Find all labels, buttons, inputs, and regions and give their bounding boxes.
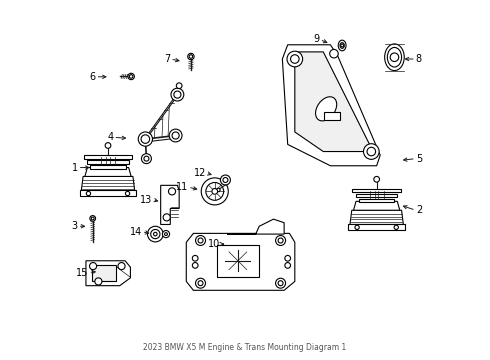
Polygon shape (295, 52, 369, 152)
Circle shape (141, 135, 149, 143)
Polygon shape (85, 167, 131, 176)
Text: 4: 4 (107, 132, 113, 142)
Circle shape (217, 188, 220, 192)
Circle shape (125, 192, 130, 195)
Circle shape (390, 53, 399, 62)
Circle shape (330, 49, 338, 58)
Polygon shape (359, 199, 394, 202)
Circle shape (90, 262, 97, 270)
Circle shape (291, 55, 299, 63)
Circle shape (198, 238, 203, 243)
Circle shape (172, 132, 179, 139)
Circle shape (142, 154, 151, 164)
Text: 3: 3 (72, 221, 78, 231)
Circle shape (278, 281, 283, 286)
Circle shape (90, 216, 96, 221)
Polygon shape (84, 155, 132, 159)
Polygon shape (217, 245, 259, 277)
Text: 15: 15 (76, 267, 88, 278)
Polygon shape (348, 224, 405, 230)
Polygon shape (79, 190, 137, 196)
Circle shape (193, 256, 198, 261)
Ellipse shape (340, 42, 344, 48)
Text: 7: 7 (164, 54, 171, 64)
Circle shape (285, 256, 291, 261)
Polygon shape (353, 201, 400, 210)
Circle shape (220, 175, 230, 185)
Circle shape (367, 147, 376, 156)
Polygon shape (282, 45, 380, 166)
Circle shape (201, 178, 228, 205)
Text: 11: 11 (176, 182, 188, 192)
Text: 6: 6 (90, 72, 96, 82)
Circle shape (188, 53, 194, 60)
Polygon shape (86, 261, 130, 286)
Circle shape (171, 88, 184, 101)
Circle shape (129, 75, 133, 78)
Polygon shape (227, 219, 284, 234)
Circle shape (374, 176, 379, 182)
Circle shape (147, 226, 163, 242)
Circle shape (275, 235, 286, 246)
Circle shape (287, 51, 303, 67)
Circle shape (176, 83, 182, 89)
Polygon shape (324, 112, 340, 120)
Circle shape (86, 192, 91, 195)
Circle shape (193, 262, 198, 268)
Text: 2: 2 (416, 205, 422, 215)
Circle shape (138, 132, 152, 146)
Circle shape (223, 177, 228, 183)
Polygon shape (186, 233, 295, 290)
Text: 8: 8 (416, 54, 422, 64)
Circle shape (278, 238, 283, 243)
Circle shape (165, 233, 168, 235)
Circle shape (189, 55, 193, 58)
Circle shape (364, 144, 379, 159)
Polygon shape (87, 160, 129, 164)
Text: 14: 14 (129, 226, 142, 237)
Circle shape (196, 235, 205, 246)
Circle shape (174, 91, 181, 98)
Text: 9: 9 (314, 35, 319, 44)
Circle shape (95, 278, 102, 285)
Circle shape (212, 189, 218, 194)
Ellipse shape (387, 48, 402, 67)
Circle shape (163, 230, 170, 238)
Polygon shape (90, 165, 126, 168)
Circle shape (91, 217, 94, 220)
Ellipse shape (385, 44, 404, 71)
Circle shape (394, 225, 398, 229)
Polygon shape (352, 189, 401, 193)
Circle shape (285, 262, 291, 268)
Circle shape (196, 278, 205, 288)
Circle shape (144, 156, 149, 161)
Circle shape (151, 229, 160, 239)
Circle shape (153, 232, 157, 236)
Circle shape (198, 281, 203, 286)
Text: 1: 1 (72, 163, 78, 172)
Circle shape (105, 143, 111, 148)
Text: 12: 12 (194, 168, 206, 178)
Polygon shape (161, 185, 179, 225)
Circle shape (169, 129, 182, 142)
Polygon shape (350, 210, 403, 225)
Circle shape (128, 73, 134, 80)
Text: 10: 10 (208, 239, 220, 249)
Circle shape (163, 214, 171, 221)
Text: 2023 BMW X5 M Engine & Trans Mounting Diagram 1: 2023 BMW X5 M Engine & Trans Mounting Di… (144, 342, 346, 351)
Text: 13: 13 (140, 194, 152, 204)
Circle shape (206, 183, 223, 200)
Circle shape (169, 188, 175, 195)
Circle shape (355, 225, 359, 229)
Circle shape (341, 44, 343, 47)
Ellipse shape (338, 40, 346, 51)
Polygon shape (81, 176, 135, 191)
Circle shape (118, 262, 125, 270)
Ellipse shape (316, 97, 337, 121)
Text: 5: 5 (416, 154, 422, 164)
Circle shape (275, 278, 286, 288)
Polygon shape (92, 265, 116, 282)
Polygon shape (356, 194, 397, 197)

What you should do: Lay out as a numbered list everything in the records from the line containing "Polygon shape (295, 52, 369, 152)" down to the line containing "Polygon shape (79, 190, 137, 196)", both lines included and any blank lines omitted.

Answer for this exercise:
1. Polygon shape (295, 52, 369, 152)
2. Circle shape (141, 135, 149, 143)
3. Polygon shape (85, 167, 131, 176)
4. Text: 4: 4 (107, 132, 113, 142)
5. Circle shape (217, 188, 220, 192)
6. Circle shape (125, 192, 130, 195)
7. Circle shape (390, 53, 399, 62)
8. Circle shape (330, 49, 338, 58)
9. Polygon shape (359, 199, 394, 202)
10. Circle shape (90, 262, 97, 270)
11. Circle shape (291, 55, 299, 63)
12. Circle shape (198, 238, 203, 243)
13. Circle shape (172, 132, 179, 139)
14. Circle shape (142, 154, 151, 164)
15. Text: 3: 3 (72, 221, 78, 231)
16. Circle shape (278, 281, 283, 286)
17. Circle shape (90, 216, 96, 221)
18. Polygon shape (84, 155, 132, 159)
19. Polygon shape (217, 245, 259, 277)
20. Text: 15: 15 (76, 267, 88, 278)
21. Polygon shape (348, 224, 405, 230)
22. Polygon shape (79, 190, 137, 196)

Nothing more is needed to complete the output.